[Saved entries]
· · ·
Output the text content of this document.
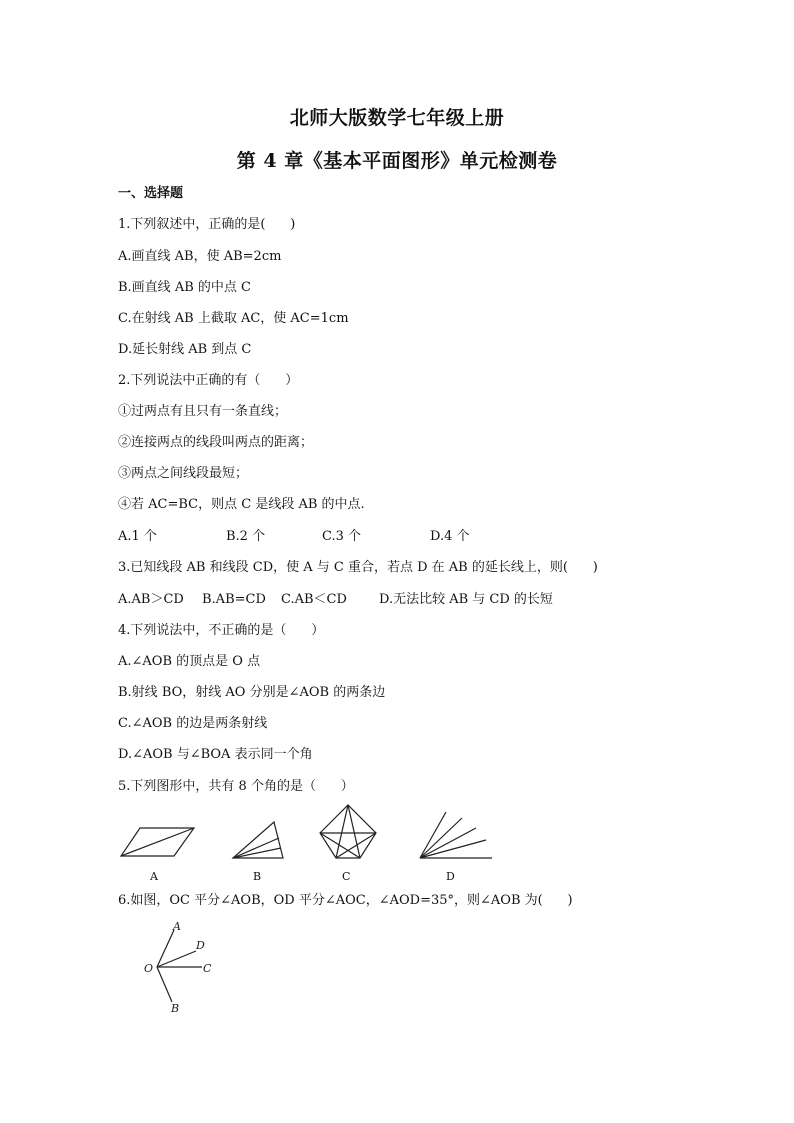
北师大版数学七年级上册
第 4 章《基本平面图形》单元检测卷
一、选择题
1.下列叙述中，正确的是(      )
A.画直线 AB，使 AB=2cm
B.画直线 AB 的中点 C
C.在射线 AB 上截取 AC，使 AC=1cm
D.延长射线 AB 到点 C
2.下列说法中正确的有（      ）
①过两点有且只有一条直线；
②连接两点的线段叫两点的距离；
③两点之间线段最短；
④若 AC=BC，则点 C 是线段 AB 的中点.
A.1 个	B.2 个	C.3 个	D.4 个
3.已知线段 AB 和线段 CD，使 A 与 C 重合，若点 D 在 AB 的延长线上，则(      )
A.AB＞CD B.AB=CD C.AB＜CD D.无法比较 AB 与 CD 的长短
4.下列说法中，不正确的是（      ）
A.∠AOB 的顶点是 O 点
B.射线 BO，射线 AO 分别是∠AOB 的两条边
C.∠AOB 的边是两条射线
D.∠AOB 与∠BOA 表示同一个角
5.下列图形中，共有 8 个角的是（      ）
A	B	C	D
6.如图，OC 平分∠AOB，OD 平分∠AOC，∠AOD=35°，则∠AOB 为(      )
A
D
O	C
B
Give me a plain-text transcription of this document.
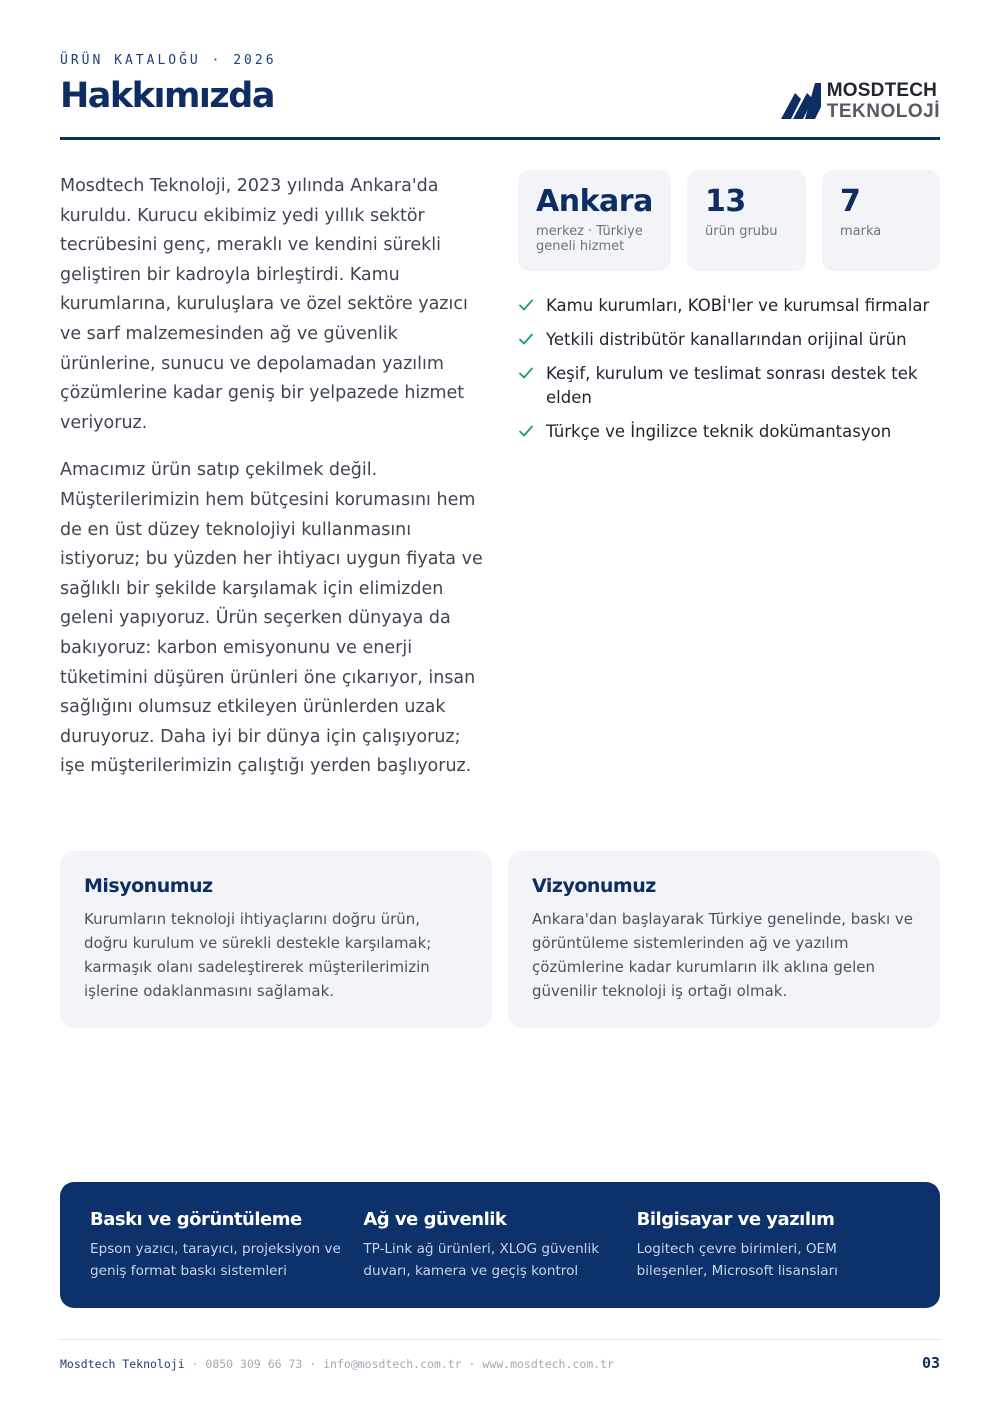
ÜRÜN KATALOĞU · 2026
Hakkımızda	MOSDTECH
TEKNOLOJİ

Mosdtech Teknoloji, 2023 yılında Ankara'da kuruldu. Kurucu ekibimiz yedi yıllık sektör tecrübesini genç, meraklı ve kendini sürekli geliştiren bir kadroyla birleştirdi. Kamu kurumlarına, kuruluşlara ve özel sektöre yazıcı ve sarf malzemesinden ağ ve güvenlik ürünlerine, sunucu ve depolamadan yazılım çözümlerine kadar geniş bir yelpazede hizmet veriyoruz.

Amacımız ürün satıp çekilmek değil. Müşterilerimizin hem bütçesini korumasını hem de en üst düzey teknolojiyi kullanmasını istiyoruz; bu yüzden her ihtiyacı uygun fiyata ve sağlıklı bir şekilde karşılamak için elimizden geleni yapıyoruz. Ürün seçerken dünyaya da bakıyoruz: karbon emisyonunu ve enerji tüketimini düşüren ürünleri öne çıkarıyor, insan sağlığını olumsuz etkileyen ürünlerden uzak duruyoruz. Daha iyi bir dünya için çalışıyoruz; işe müşterilerimizin çalıştığı yerden başlıyoruz.

Ankara
merkez · Türkiye geneli hizmet
13
ürün grubu
7
marka
Kamu kurumları, KOBİ'ler ve kurumsal firmalar
Yetkili distribütör kanallarından orijinal ürün
Keşif, kurulum ve teslimat sonrası destek tek elden
Türkçe ve İngilizce teknik dokümantasyon
Misyonumuz
Kurumların teknoloji ihtiyaçlarını doğru ürün, doğru kurulum ve sürekli destekle karşılamak; karmaşık olanı sadeleştirerek müşterilerimizin işlerine odaklanmasını sağlamak.
Vizyonumuz
Ankara'dan başlayarak Türkiye genelinde, baskı ve görüntüleme sistemlerinden ağ ve yazılım çözümlerine kadar kurumların ilk aklına gelen güvenilir teknoloji iş ortağı olmak.
Baskı ve görüntüleme
Epson yazıcı, tarayıcı, projeksiyon ve geniş format baskı sistemleri
Ağ ve güvenlik
TP-Link ağ ürünleri, XLOG güvenlik duvarı, kamera ve geçiş kontrol
Bilgisayar ve yazılım
Logitech çevre birimleri, OEM bileşenler, Microsoft lisansları
Mosdtech Teknoloji · 0850 309 66 73 · info@mosdtech.com.tr · www.mosdtech.com.tr	03
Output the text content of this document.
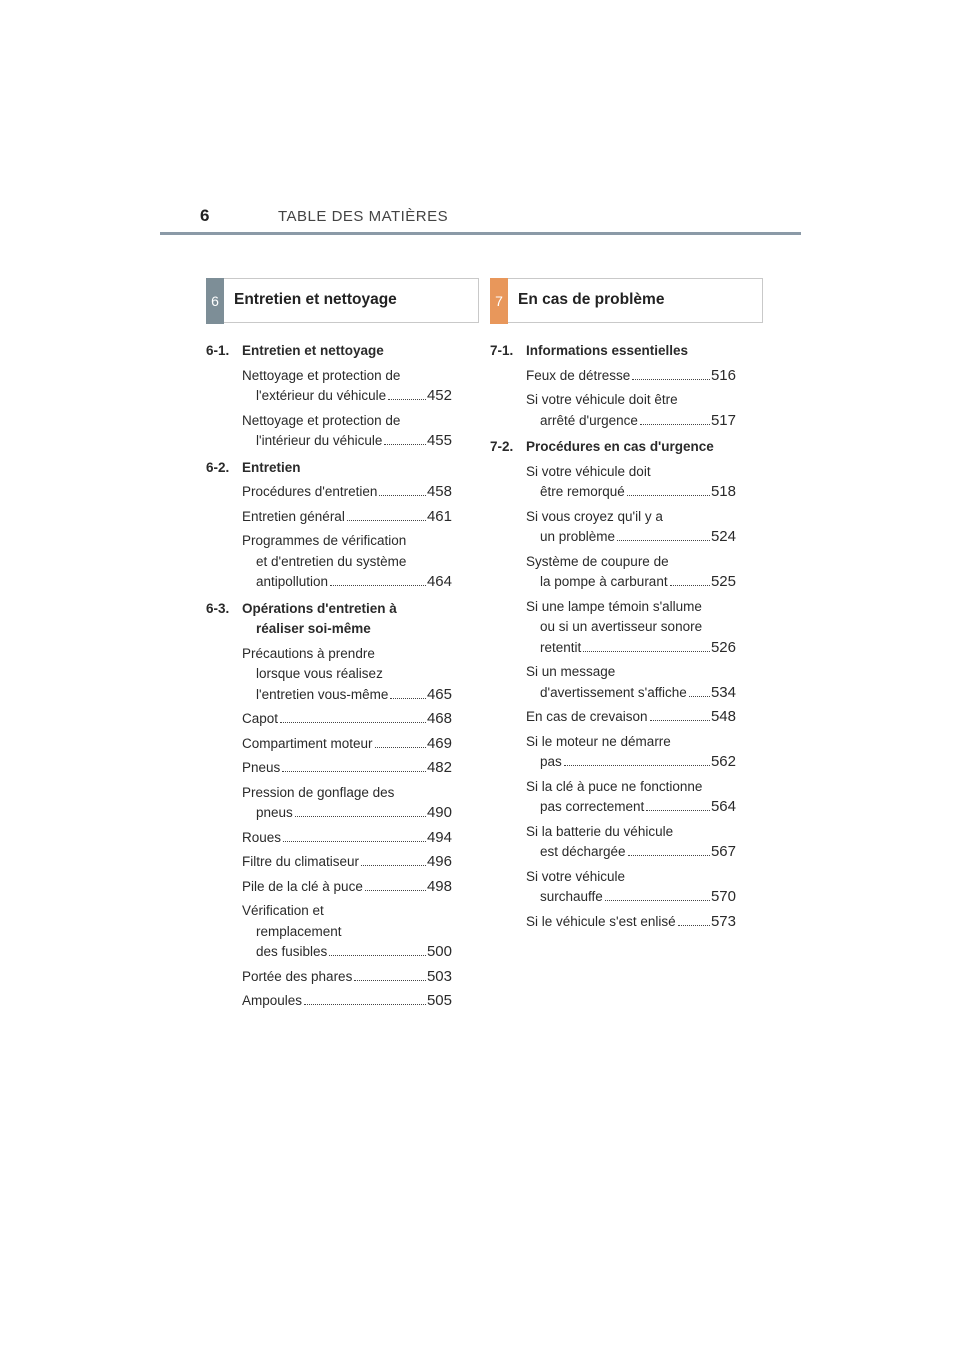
6	TABLE DES MATIÈRES
6 Entretien et nettoyage
6-1. Entretien et nettoyage
Nettoyage et protection de
l'extérieur du véhicule	452
Nettoyage et protection de
l'intérieur du véhicule	455
6-2. Entretien
Procédures d'entretien	458
Entretien général	461
Programmes de vérification
et d'entretien du système
antipollution	464
6-3. Opérations d'entretien à
réaliser soi-même
Précautions à prendre
lorsque vous réalisez
l'entretien vous-même	465
Capot	468
Compartiment moteur	469
Pneus	482
Pression de gonflage des
pneus	490
Roues	494
Filtre du climatiseur	496
Pile de la clé à puce	498
Vérification et
remplacement
des fusibles	500
Portée des phares	503
Ampoules	505
7 En cas de problème
7-1. Informations essentielles
Feux de détresse	516
Si votre véhicule doit être
arrêté d'urgence	517
7-2. Procédures en cas d'urgence
Si votre véhicule doit
être remorqué	518
Si vous croyez qu'il y a
un problème	524
Système de coupure de
la pompe à carburant	525
Si une lampe témoin s'allume
ou si un avertisseur sonore
retentit	526
Si un message
d'avertissement s'affiche 534
En cas de crevaison	548
Si le moteur ne démarre
pas	562
Si la clé à puce ne fonctionne
pas correctement	564
Si la batterie du véhicule
est déchargée	567
Si votre véhicule
surchauffe	570
Si le véhicule s'est enlisé 573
· · ·
Transcribe all of the records above character for character. Exclude the pictures.

Output the text content of this document.
北师大版数学七年级上册
第 4 章《基本平面图形》单元检测卷
一、选择题
1.下列叙述中，正确的是(      )
A.画直线 AB，使 AB=2cm
B.画直线 AB 的中点 C
C.在射线 AB 上截取 AC，使 AC=1cm
D.延长射线 AB 到点 C
2.下列说法中正确的有（      ）
①过两点有且只有一条直线；
②连接两点的线段叫两点的距离；
③两点之间线段最短；
④若 AC=BC，则点 C 是线段 AB 的中点.
A.1 个	B.2 个	C.3 个	D.4 个
3.已知线段 AB 和线段 CD，使 A 与 C 重合，若点 D 在 AB 的延长线上，则(      )
A.AB＞CD B.AB=CD C.AB＜CD D.无法比较 AB 与 CD 的长短
4.下列说法中，不正确的是（      ）
A.∠AOB 的顶点是 O 点
B.射线 BO，射线 AO 分别是∠AOB 的两条边
C.∠AOB 的边是两条射线
D.∠AOB 与∠BOA 表示同一个角
5.下列图形中，共有 8 个角的是（      ）
A	B	C	D
6.如图，OC 平分∠AOB，OD 平分∠AOC，∠AOD=35°，则∠AOB 为(      )
A
D
O	C
B
Give me a plain-text transcription of this document.
ÜRÜN KATALOĞU · 2026
Hakkımızda	MOSDTECH
TEKNOLOJİ

Mosdtech Teknoloji, 2023 yılında Ankara'da kuruldu. Kurucu ekibimiz yedi yıllık sektör tecrübesini genç, meraklı ve kendini sürekli geliştiren bir kadroyla birleştirdi. Kamu kurumlarına, kuruluşlara ve özel sektöre yazıcı ve sarf malzemesinden ağ ve güvenlik ürünlerine, sunucu ve depolamadan yazılım çözümlerine kadar geniş bir yelpazede hizmet veriyoruz.

Amacımız ürün satıp çekilmek değil. Müşterilerimizin hem bütçesini korumasını hem de en üst düzey teknolojiyi kullanmasını istiyoruz; bu yüzden her ihtiyacı uygun fiyata ve sağlıklı bir şekilde karşılamak için elimizden geleni yapıyoruz. Ürün seçerken dünyaya da bakıyoruz: karbon emisyonunu ve enerji tüketimini düşüren ürünleri öne çıkarıyor, insan sağlığını olumsuz etkileyen ürünlerden uzak duruyoruz. Daha iyi bir dünya için çalışıyoruz; işe müşterilerimizin çalıştığı yerden başlıyoruz.

Ankara
merkez · Türkiye geneli hizmet
13
ürün grubu
7
marka
Kamu kurumları, KOBİ'ler ve kurumsal firmalar
Yetkili distribütör kanallarından orijinal ürün
Keşif, kurulum ve teslimat sonrası destek tek elden
Türkçe ve İngilizce teknik dokümantasyon
Misyonumuz
Kurumların teknoloji ihtiyaçlarını doğru ürün, doğru kurulum ve sürekli destekle karşılamak; karmaşık olanı sadeleştirerek müşterilerimizin işlerine odaklanmasını sağlamak.
Vizyonumuz
Ankara'dan başlayarak Türkiye genelinde, baskı ve görüntüleme sistemlerinden ağ ve yazılım çözümlerine kadar kurumların ilk aklına gelen güvenilir teknoloji iş ortağı olmak.
Baskı ve görüntüleme
Epson yazıcı, tarayıcı, projeksiyon ve geniş format baskı sistemleri
Ağ ve güvenlik
TP-Link ağ ürünleri, XLOG güvenlik duvarı, kamera ve geçiş kontrol
Bilgisayar ve yazılım
Logitech çevre birimleri, OEM bileşenler, Microsoft lisansları
Mosdtech Teknoloji · 0850 309 66 73 · info@mosdtech.com.tr · www.mosdtech.com.tr	03
Output the text content of this document.
6	TABLE DES MATIÈRES
6 Entretien et nettoyage
6-1. Entretien et nettoyage
Nettoyage et protection de
l'extérieur du véhicule	452
Nettoyage et protection de
l'intérieur du véhicule	455
6-2. Entretien
Procédures d'entretien	458
Entretien général	461
Programmes de vérification
et d'entretien du système
antipollution	464
6-3. Opérations d'entretien à
réaliser soi-même
Précautions à prendre
lorsque vous réalisez
l'entretien vous-même	465
Capot	468
Compartiment moteur	469
Pneus	482
Pression de gonflage des
pneus	490
Roues	494
Filtre du climatiseur	496
Pile de la clé à puce	498
Vérification et
remplacement
des fusibles	500
Portée des phares	503
Ampoules	505
7 En cas de problème
7-1. Informations essentielles
Feux de détresse	516
Si votre véhicule doit être
arrêté d'urgence	517
7-2. Procédures en cas d'urgence
Si votre véhicule doit
être remorqué	518
Si vous croyez qu'il y a
un problème	524
Système de coupure de
la pompe à carburant	525
Si une lampe témoin s'allume
ou si un avertisseur sonore
retentit	526
Si un message
d'avertissement s'affiche 534
En cas de crevaison	548
Si le moteur ne démarre
pas	562
Si la clé à puce ne fonctionne
pas correctement	564
Si la batterie du véhicule
est déchargée	567
Si votre véhicule
surchauffe	570
Si le véhicule s'est enlisé 573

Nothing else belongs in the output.